### What you are asked to do
Using the records below, copy every line that holds the string "name".

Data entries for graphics
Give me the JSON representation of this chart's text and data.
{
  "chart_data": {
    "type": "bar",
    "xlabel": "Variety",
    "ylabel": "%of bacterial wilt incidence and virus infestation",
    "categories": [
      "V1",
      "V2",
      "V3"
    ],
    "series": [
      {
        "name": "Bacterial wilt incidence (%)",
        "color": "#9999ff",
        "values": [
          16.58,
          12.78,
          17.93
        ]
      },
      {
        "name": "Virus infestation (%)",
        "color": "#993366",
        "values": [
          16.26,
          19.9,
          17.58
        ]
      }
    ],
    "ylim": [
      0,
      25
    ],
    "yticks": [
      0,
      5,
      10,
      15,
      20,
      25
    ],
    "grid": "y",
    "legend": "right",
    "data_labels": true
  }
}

### Written response
        "name": "Bacterial wilt incidence (%)",
        "name": "Virus infestation (%)",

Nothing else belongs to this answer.